> _Instruction_
Reading the listing below, count the lines that contain the word "ipsum" and give that count alone.

---------- Task material

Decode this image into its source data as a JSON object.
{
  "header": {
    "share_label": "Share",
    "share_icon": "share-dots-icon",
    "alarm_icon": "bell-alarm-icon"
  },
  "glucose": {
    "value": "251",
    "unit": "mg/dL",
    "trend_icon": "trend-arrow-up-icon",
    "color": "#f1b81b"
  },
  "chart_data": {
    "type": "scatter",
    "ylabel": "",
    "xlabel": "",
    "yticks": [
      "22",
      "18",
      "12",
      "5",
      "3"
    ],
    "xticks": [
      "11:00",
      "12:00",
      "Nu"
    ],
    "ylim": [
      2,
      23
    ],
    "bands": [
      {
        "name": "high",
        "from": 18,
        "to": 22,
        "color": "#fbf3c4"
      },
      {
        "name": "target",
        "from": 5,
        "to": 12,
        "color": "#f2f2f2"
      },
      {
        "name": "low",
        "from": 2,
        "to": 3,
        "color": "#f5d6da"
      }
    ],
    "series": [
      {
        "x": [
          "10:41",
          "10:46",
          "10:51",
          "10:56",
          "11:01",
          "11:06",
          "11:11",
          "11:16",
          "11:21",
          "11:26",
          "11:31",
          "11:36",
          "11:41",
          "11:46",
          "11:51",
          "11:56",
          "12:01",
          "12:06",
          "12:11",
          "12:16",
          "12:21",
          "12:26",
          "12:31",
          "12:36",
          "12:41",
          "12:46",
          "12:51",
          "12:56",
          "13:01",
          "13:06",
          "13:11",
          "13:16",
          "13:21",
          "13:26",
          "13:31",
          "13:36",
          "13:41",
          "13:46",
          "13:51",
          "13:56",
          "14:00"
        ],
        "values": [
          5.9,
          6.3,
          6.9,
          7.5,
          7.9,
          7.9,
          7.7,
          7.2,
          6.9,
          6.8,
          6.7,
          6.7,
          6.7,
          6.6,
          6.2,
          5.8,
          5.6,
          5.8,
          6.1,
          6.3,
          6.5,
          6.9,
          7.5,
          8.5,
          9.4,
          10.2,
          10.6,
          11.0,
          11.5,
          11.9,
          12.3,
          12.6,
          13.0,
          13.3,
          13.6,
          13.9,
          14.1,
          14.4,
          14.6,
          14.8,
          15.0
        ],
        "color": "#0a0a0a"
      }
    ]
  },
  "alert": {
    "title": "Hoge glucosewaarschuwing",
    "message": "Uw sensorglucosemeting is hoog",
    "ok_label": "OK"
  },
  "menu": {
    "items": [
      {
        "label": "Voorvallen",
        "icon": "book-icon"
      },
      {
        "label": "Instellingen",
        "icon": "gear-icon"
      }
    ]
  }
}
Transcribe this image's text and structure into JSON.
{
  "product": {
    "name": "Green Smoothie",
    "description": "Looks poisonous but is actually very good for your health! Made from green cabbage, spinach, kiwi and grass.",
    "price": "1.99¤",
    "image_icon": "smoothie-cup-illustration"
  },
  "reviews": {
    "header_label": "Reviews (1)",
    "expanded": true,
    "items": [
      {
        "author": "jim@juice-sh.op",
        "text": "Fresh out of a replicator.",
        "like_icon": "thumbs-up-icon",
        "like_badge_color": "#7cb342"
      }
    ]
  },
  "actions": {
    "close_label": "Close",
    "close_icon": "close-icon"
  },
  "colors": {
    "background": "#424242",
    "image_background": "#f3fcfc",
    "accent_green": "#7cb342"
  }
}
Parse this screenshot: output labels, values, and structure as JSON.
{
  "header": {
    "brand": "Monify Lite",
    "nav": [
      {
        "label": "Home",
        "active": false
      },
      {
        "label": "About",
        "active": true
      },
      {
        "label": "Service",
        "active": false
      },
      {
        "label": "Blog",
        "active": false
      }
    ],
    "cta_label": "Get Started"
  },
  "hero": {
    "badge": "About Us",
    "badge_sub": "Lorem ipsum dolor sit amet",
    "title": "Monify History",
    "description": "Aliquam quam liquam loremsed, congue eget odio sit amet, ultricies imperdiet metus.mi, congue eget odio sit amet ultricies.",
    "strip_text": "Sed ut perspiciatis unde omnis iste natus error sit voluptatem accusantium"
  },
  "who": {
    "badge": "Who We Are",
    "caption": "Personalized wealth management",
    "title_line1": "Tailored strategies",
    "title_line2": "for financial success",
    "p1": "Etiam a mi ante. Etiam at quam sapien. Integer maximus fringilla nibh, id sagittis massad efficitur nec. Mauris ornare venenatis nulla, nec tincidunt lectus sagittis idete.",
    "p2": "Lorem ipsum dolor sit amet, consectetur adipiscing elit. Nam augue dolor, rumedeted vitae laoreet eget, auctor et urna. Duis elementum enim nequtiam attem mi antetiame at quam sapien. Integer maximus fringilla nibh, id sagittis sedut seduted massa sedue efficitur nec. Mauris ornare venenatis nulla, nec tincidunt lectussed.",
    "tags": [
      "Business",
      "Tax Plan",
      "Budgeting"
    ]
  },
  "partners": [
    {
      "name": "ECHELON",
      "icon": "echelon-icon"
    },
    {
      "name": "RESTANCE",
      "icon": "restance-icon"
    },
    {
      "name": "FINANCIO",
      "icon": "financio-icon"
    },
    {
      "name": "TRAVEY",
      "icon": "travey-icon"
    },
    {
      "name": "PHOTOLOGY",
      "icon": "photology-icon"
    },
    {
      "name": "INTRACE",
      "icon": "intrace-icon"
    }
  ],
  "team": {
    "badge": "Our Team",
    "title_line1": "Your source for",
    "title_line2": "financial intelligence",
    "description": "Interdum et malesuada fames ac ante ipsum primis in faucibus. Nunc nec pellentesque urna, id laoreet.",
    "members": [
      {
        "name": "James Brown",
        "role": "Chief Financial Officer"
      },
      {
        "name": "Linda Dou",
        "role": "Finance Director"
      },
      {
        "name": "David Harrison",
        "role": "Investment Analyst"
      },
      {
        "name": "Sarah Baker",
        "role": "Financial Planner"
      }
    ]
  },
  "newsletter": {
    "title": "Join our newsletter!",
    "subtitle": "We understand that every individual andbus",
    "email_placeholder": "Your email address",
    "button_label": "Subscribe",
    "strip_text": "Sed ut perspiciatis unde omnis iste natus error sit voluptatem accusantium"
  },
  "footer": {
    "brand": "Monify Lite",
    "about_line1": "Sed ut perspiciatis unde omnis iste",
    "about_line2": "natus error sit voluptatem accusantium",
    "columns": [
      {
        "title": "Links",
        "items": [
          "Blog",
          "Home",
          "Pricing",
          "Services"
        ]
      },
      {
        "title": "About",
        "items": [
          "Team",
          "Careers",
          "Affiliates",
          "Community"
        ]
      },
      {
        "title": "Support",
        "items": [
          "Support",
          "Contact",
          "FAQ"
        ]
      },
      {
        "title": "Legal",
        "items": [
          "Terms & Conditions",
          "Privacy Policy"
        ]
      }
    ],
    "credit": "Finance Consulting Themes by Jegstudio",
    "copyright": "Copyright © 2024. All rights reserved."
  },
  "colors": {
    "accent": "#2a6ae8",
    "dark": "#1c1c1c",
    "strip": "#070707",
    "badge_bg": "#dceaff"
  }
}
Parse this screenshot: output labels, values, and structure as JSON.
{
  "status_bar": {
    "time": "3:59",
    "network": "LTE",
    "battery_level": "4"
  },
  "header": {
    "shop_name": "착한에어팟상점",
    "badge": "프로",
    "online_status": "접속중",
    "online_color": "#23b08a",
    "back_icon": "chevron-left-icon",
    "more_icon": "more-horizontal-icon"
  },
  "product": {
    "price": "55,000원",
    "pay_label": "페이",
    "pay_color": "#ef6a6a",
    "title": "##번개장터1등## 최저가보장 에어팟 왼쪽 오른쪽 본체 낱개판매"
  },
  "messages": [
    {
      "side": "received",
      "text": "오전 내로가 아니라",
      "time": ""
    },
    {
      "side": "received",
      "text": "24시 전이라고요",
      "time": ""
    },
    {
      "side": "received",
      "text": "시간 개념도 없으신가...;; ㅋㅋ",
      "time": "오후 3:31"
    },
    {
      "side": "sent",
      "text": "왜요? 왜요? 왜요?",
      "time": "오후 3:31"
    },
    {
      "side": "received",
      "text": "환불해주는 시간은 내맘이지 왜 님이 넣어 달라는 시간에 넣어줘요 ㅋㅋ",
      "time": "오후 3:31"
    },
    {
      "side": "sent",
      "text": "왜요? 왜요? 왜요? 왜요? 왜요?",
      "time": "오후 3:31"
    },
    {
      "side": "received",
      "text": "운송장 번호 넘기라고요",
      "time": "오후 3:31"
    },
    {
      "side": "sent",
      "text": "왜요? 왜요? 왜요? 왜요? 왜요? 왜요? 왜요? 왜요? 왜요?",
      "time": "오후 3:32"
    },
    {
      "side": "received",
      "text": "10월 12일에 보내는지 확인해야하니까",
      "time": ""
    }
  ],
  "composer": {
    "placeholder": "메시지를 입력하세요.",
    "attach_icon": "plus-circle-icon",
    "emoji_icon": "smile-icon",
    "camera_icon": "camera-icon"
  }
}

--------------------

> _Answer to this task_
3